WORK INSTRUCTIONS
Select every line containing the word "into" from the material, and copy those lines.
※
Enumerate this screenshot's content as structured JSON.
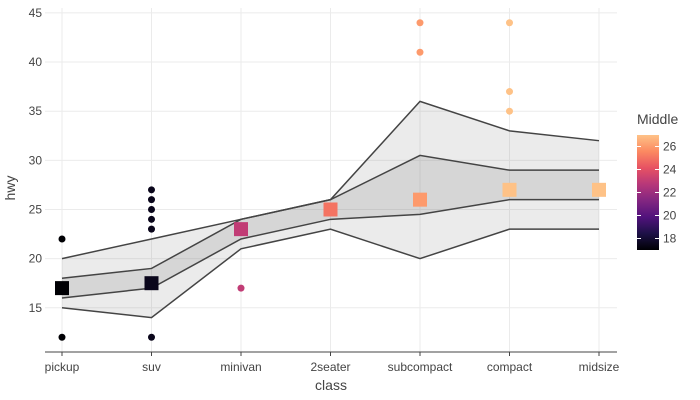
{
  "chart_data": {
    "type": "scatter",
    "xlabel": "class",
    "ylabel": "hwy",
    "categories": [
      "pickup",
      "suv",
      "minivan",
      "2seater",
      "subcompact",
      "compact",
      "midsize"
    ],
    "ylim": [
      10.5,
      45.5
    ],
    "yticks": [
      15,
      20,
      25,
      30,
      35,
      40,
      45
    ],
    "grid": true,
    "ribbons": {
      "outer_upper": [
        20,
        22,
        24,
        26,
        36,
        33,
        32
      ],
      "outer_lower": [
        15,
        14,
        21,
        23,
        20,
        23,
        23
      ],
      "inner_upper": [
        18,
        19,
        24,
        26,
        30.5,
        29,
        29
      ],
      "inner_lower": [
        16,
        17,
        22,
        24,
        24.5,
        26,
        26
      ]
    },
    "outliers": [
      {
        "x": "pickup",
        "y": 22,
        "value": 17
      },
      {
        "x": "pickup",
        "y": 12,
        "value": 17
      },
      {
        "x": "suv",
        "y": 27,
        "value": 17.5
      },
      {
        "x": "suv",
        "y": 26,
        "value": 17.5
      },
      {
        "x": "suv",
        "y": 25,
        "value": 17.5
      },
      {
        "x": "suv",
        "y": 24,
        "value": 17.5
      },
      {
        "x": "suv",
        "y": 23,
        "value": 17.5
      },
      {
        "x": "suv",
        "y": 12,
        "value": 17.5
      },
      {
        "x": "minivan",
        "y": 17,
        "value": 23
      },
      {
        "x": "subcompact",
        "y": 44,
        "value": 26
      },
      {
        "x": "subcompact",
        "y": 41,
        "value": 26
      },
      {
        "x": "compact",
        "y": 44,
        "value": 27
      },
      {
        "x": "compact",
        "y": 37,
        "value": 27
      },
      {
        "x": "compact",
        "y": 35,
        "value": 27
      }
    ],
    "middles": [
      {
        "x": "pickup",
        "y": 17,
        "value": 17
      },
      {
        "x": "suv",
        "y": 17.5,
        "value": 17.5
      },
      {
        "x": "minivan",
        "y": 23,
        "value": 23
      },
      {
        "x": "2seater",
        "y": 25,
        "value": 25
      },
      {
        "x": "subcompact",
        "y": 26,
        "value": 26
      },
      {
        "x": "compact",
        "y": 27,
        "value": 27
      },
      {
        "x": "midsize",
        "y": 27,
        "value": 27
      }
    ],
    "legend": {
      "title": "Middle",
      "position": "right",
      "range": [
        17,
        27
      ],
      "ticks": [
        18,
        20,
        22,
        24,
        26
      ]
    },
    "colorscale": [
      "#000004",
      "#1d1147",
      "#51127c",
      "#822681",
      "#b73779",
      "#e75263",
      "#fc8961",
      "#fec287"
    ]
  }
}
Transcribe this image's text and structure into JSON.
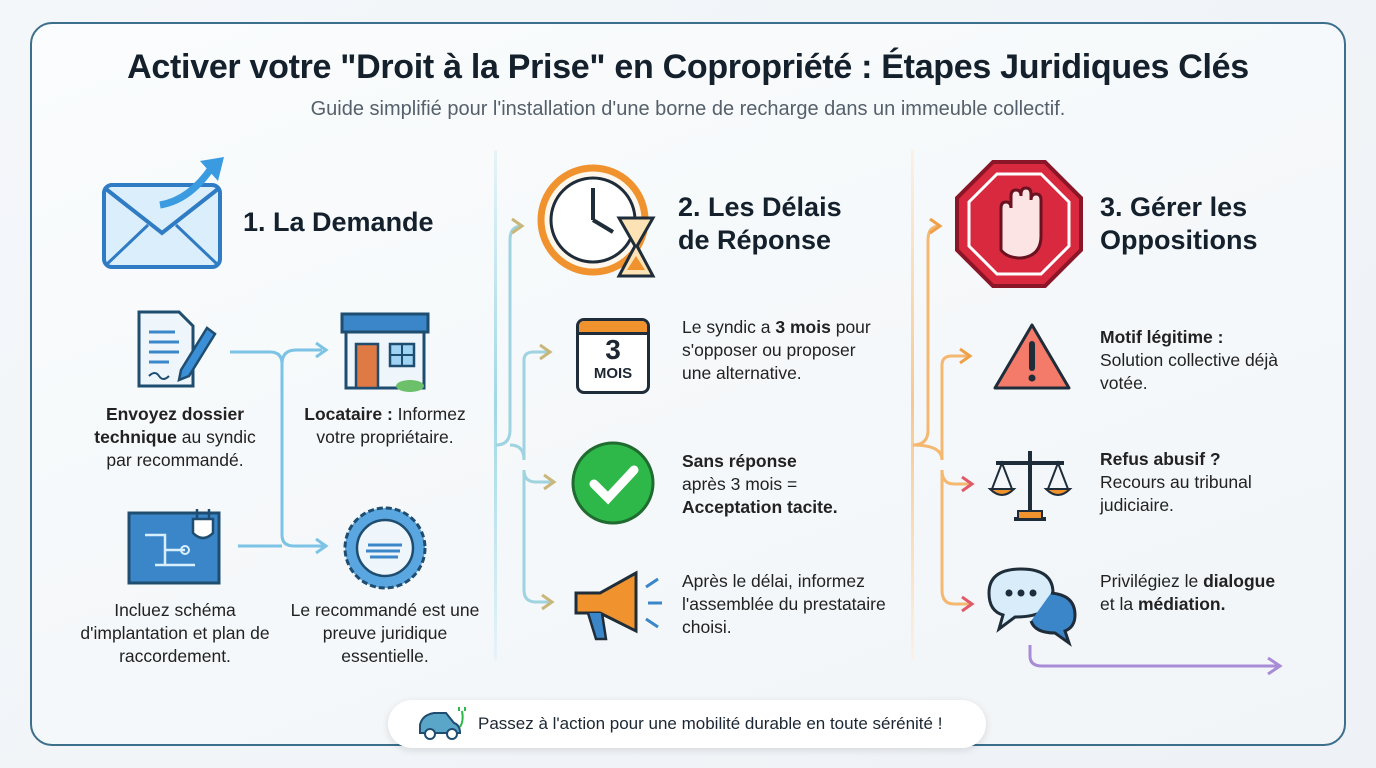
{
  "title": "Activer votre \"Droit à la Prise\" en Copropriété : Étapes Juridiques Clés",
  "subtitle": "Guide simplifié pour l'installation d'une borne de recharge dans un immeuble collectif.",
  "sections": [
    {
      "title_l1": "1. La Demande",
      "icon": "envelope-arrow-icon",
      "items": [
        {
          "icon": "document-pen-icon",
          "bold": "Envoyez dossier technique",
          "text": " au syndic par recommandé."
        },
        {
          "icon": "house-icon",
          "bold": "Locataire :",
          "text": " Informez votre propriétaire."
        },
        {
          "icon": "blueprint-plug-icon",
          "bold": "",
          "text": "Incluez schéma d'implantation et plan de raccordement."
        },
        {
          "icon": "seal-icon",
          "bold": "",
          "text": "Le recommandé est une preuve juridique essentielle."
        }
      ]
    },
    {
      "title_l1": "2. Les Délais",
      "title_l2": "de Réponse",
      "icon": "clock-hourglass-icon",
      "calendar_number": "3",
      "calendar_label": "MOIS",
      "items": [
        {
          "icon": "calendar-icon",
          "pre": "Le syndic a ",
          "bold": "3 mois",
          "text": " pour s'opposer ou proposer une alternative."
        },
        {
          "icon": "check-circle-icon",
          "bold": "Sans réponse",
          "text": " après 3 mois = ",
          "bold2": "Acceptation tacite."
        },
        {
          "icon": "megaphone-icon",
          "text": "Après le délai, informez l'assemblée du prestataire choisi."
        }
      ]
    },
    {
      "title_l1": "3. Gérer les",
      "title_l2": "Oppositions",
      "icon": "stop-hand-icon",
      "items": [
        {
          "icon": "warning-icon",
          "bold": "Motif légitime :",
          "text": " Solution collective déjà votée."
        },
        {
          "icon": "scales-icon",
          "bold": "Refus abusif ?",
          "text": " Recours au tribunal judiciaire."
        },
        {
          "icon": "chat-bubbles-icon",
          "pre": "Privilégiez le ",
          "bold": "dialogue",
          "text": " et la ",
          "bold2": "médiation."
        }
      ]
    }
  ],
  "footer": {
    "icon": "electric-car-icon",
    "text": "Passez à l'action pour une mobilité durable en toute sérénité !"
  },
  "colors": {
    "border": "#3b6f8c",
    "blue": "#3a8fd6",
    "orange": "#f0922e",
    "red": "#d8293f",
    "green": "#2fb84a"
  }
}
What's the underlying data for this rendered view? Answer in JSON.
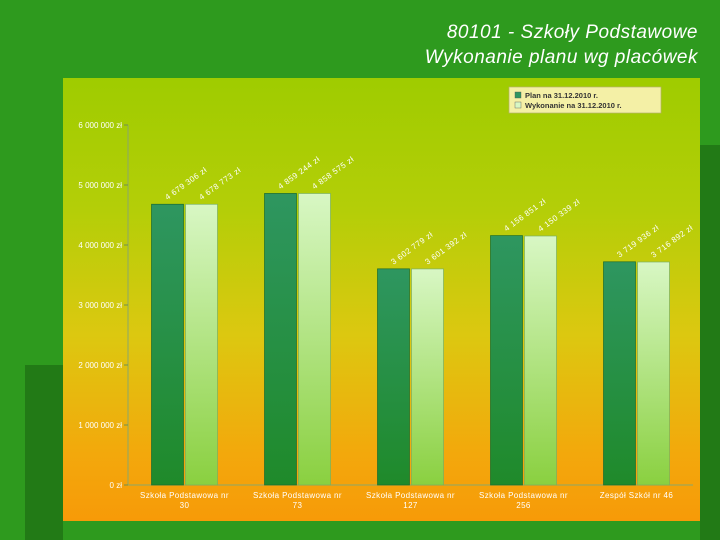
{
  "slide": {
    "title_line1": "80101 - Szkoły Podstawowe",
    "title_line2": "Wykonanie planu wg placówek"
  },
  "colors": {
    "plan_bar": "#2e9660",
    "execution_bar": "#d8f7c4",
    "background": "#2e9a1e"
  },
  "chart_data": {
    "type": "bar",
    "categories": [
      [
        "Szkoła Podstawowa nr",
        "30"
      ],
      [
        "Szkoła Podstawowa nr",
        "73"
      ],
      [
        "Szkoła Podstawowa nr",
        "127"
      ],
      [
        "Szkoła Podstawowa nr",
        "256"
      ],
      [
        "Zespół Szkół nr 46"
      ]
    ],
    "series": [
      {
        "name": "Plan na 31.12.2010 r.",
        "values": [
          4679306,
          4859244,
          3602779,
          4156851,
          3719936
        ],
        "labels": [
          "4 679 306 zł",
          "4 859 244 zł",
          "3 602 779 zł",
          "4 156 851 zł",
          "3 719 936 zł"
        ]
      },
      {
        "name": "Wykonanie na 31.12.2010 r.",
        "values": [
          4678773,
          4858575,
          3601392,
          4150339,
          3716892
        ],
        "labels": [
          "4 678 773 zł",
          "4 858 575 zł",
          "3 601 392 zł",
          "4 150 339 zł",
          "3 716 892 zł"
        ]
      }
    ],
    "y_ticks": [
      0,
      1000000,
      2000000,
      3000000,
      4000000,
      5000000,
      6000000
    ],
    "y_tick_labels": [
      "0 zł",
      "1 000 000 zł",
      "2 000 000 zł",
      "3 000 000 zł",
      "4 000 000 zł",
      "5 000 000 zł",
      "6 000 000 zł"
    ],
    "ylim": [
      0,
      6000000
    ],
    "grid": false,
    "legend_position": "top-right",
    "title": "",
    "xlabel": "",
    "ylabel": ""
  }
}
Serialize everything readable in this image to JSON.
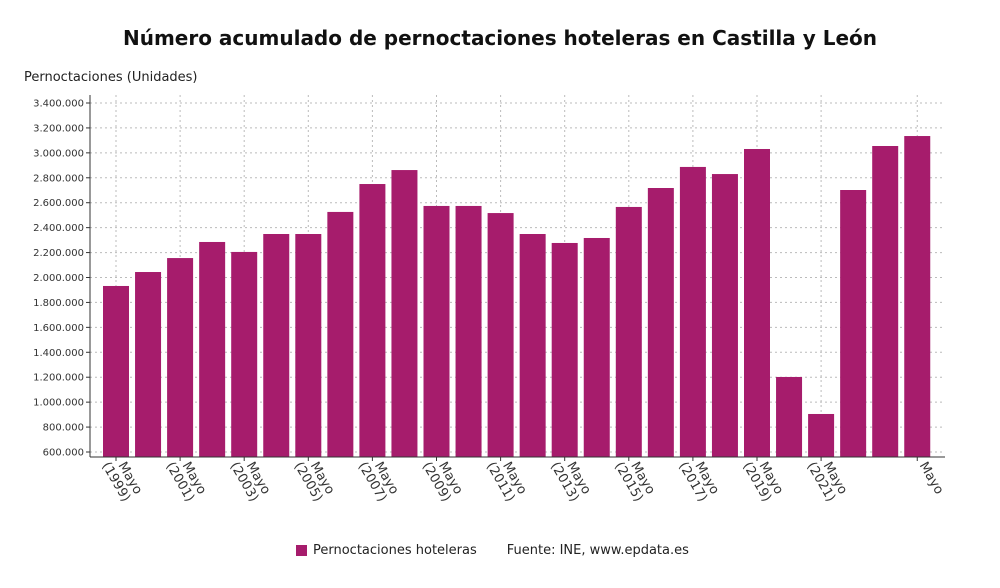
{
  "chart_data": {
    "type": "bar",
    "title": "Número acumulado de pernoctaciones hoteleras en Castilla y León",
    "ylabel": "Pernoctaciones (Unidades)",
    "xlabel": "",
    "ylim": [
      600000,
      3400000
    ],
    "yticks": [
      "600.000",
      "800.000",
      "1.000.000",
      "1.200.000",
      "1.400.000",
      "1.600.000",
      "1.800.000",
      "2.000.000",
      "2.200.000",
      "2.400.000",
      "2.600.000",
      "2.800.000",
      "3.000.000",
      "3.200.000",
      "3.400.000"
    ],
    "categories": [
      "Mayo (1999)",
      "",
      "Mayo (2001)",
      "",
      "Mayo (2003)",
      "",
      "Mayo (2005)",
      "",
      "Mayo (2007)",
      "",
      "Mayo (2009)",
      "",
      "Mayo (2011)",
      "",
      "Mayo (2013)",
      "",
      "Mayo (2015)",
      "",
      "Mayo (2017)",
      "",
      "Mayo (2019)",
      "",
      "Mayo (2021)",
      "",
      "",
      "Mayo"
    ],
    "series": [
      {
        "name": "Pernoctaciones hoteleras",
        "color": "#a61c6c",
        "values": [
          1932000,
          2044000,
          2156000,
          2285000,
          2205000,
          2349000,
          2349000,
          2526000,
          2750000,
          2862000,
          2574000,
          2574000,
          2517000,
          2349000,
          2277000,
          2317000,
          2566000,
          2718000,
          2887000,
          2830000,
          3031000,
          1202000,
          905000,
          2702000,
          3055000,
          3135000
        ]
      }
    ],
    "grid": true,
    "legend": "bottom"
  },
  "legend": {
    "label": "Pernoctaciones hoteleras",
    "source": "Fuente: INE, www.epdata.es"
  }
}
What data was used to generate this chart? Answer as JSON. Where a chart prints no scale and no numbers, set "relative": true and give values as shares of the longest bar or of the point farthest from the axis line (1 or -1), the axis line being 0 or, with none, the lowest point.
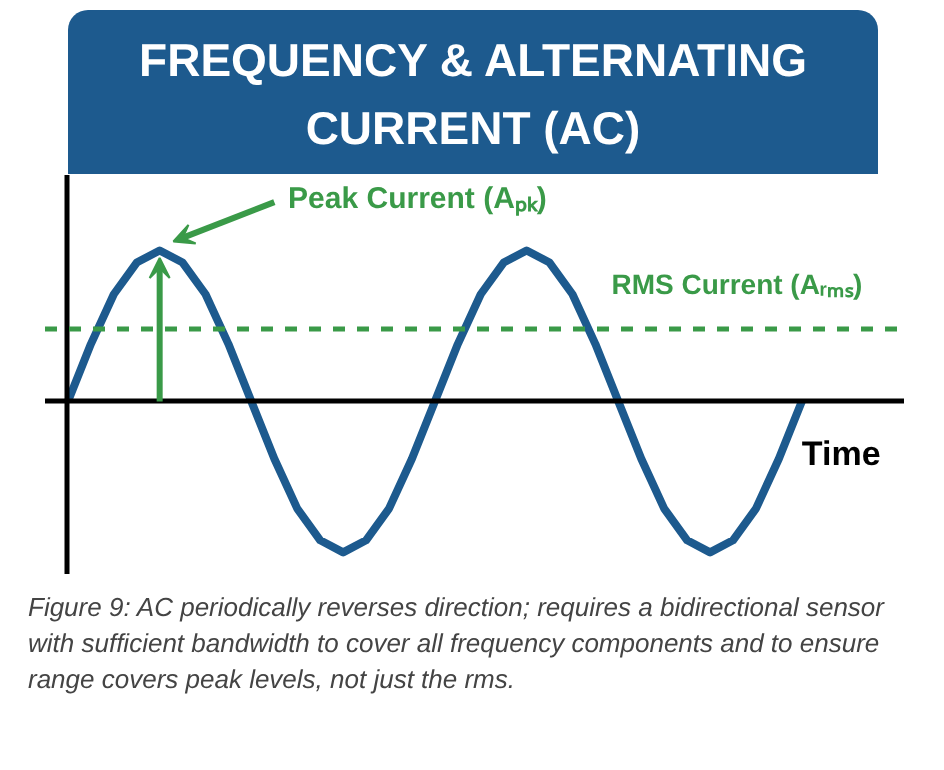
{
  "chart_data": {
    "type": "line",
    "relative": true,
    "title": "FREQUENCY & ALTERNATING CURRENT (AC)",
    "xlabel": "Time",
    "categories": [
      null,
      null,
      null,
      null,
      null,
      null,
      null,
      null,
      null,
      null,
      null,
      null,
      null,
      null,
      null,
      null,
      null,
      null,
      null,
      null,
      null,
      null,
      null,
      null,
      null,
      null,
      null,
      null,
      null,
      null,
      null,
      null,
      null
    ],
    "series": [
      {
        "color": "#1d5a8e",
        "values": [
          0,
          0.38,
          0.71,
          0.92,
          1,
          0.92,
          0.71,
          0.38,
          0,
          -0.38,
          -0.71,
          -0.92,
          -1,
          -0.92,
          -0.71,
          -0.38,
          0,
          0.38,
          0.71,
          0.92,
          1,
          0.92,
          0.71,
          0.38,
          0,
          -0.38,
          -0.71,
          -0.92,
          -1,
          -0.92,
          -0.71,
          -0.38,
          0
        ]
      }
    ],
    "ref_lines": [
      {
        "axis": "y",
        "value": 0.48,
        "label": "RMS Current (Aᵣₘₛ)",
        "color": "#3a9a48",
        "line_style": "dashed"
      }
    ],
    "annotations": [
      "Peak Current (Aₚₖ)",
      "Figure 9: AC periodically reverses direction; requires a bidirectional sensor with sufficient bandwidth to cover all frequency components and to ensure range covers peak levels, not just the rms."
    ],
    "grid": false,
    "marker": "none",
    "line_style": "solid",
    "tick_labels": false
  }
}
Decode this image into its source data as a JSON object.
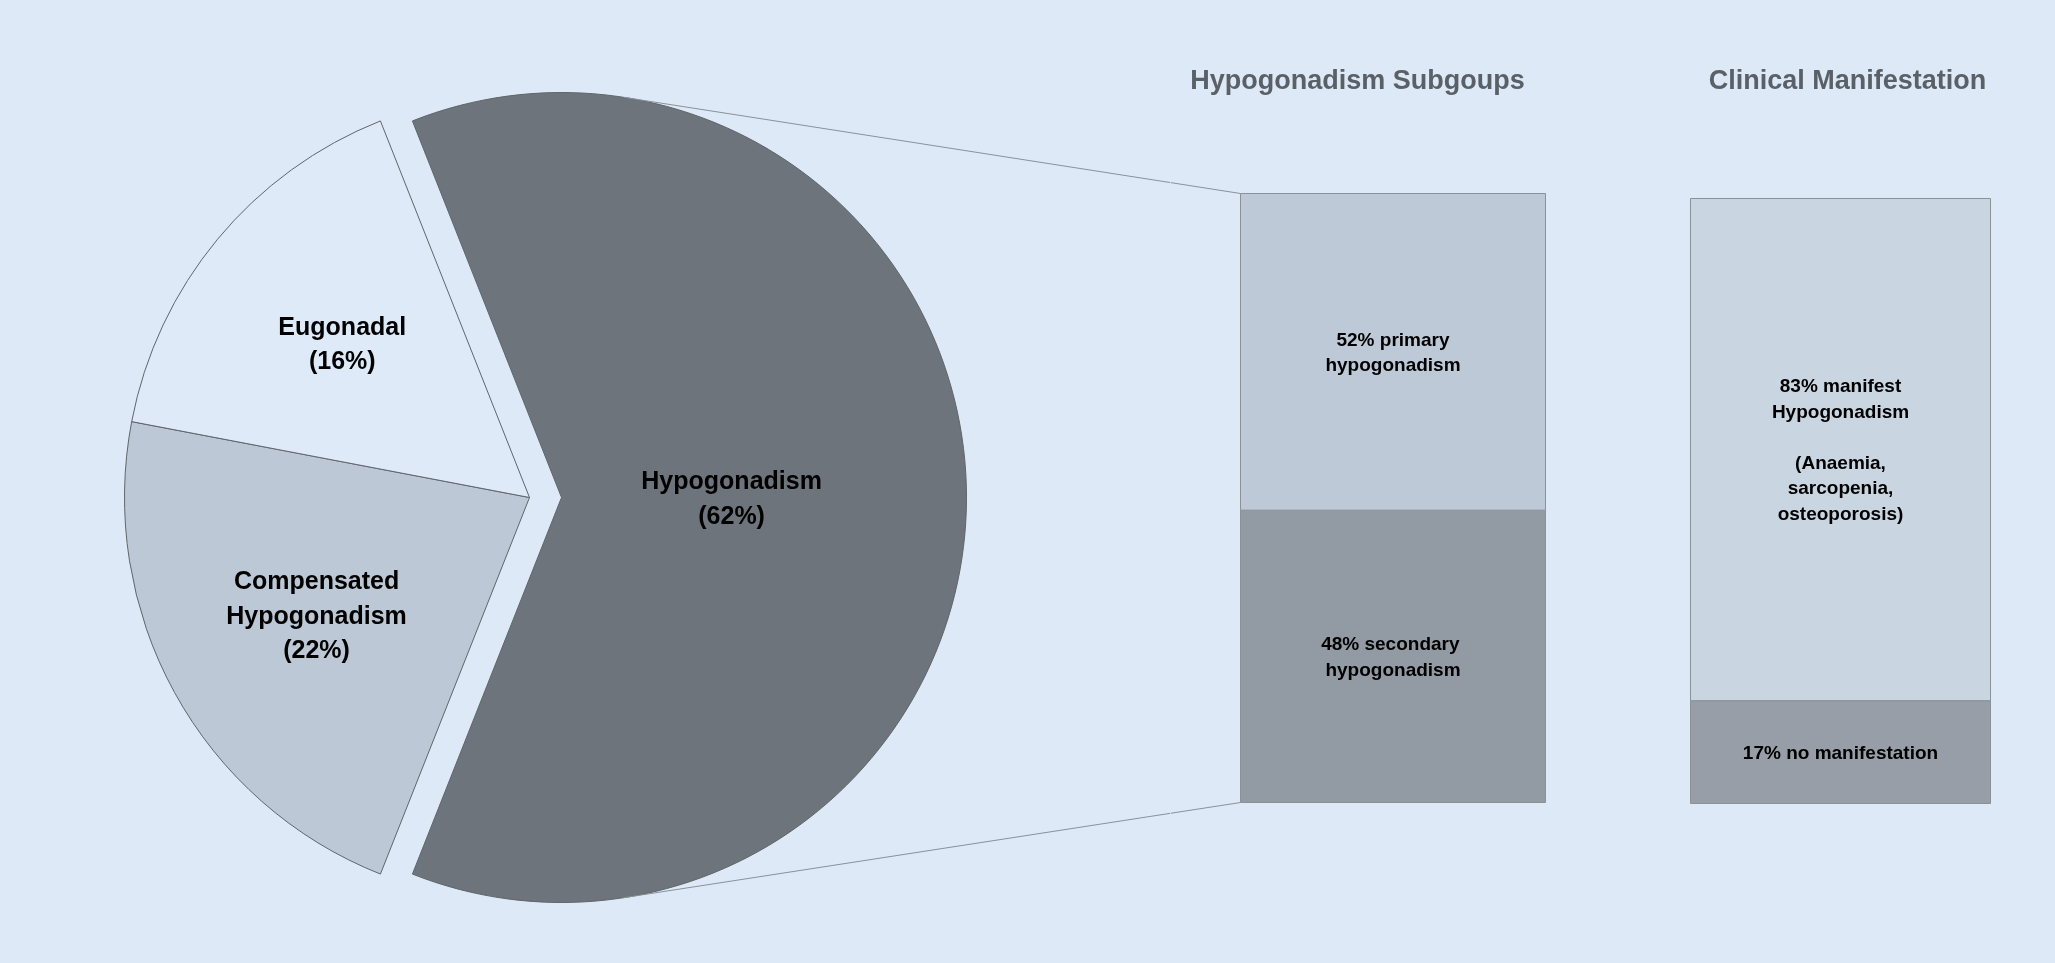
※
RESULT OF THE TASK
Transcribe this image's text and structure into JSON.
Decode this image into its source data as a JSON object.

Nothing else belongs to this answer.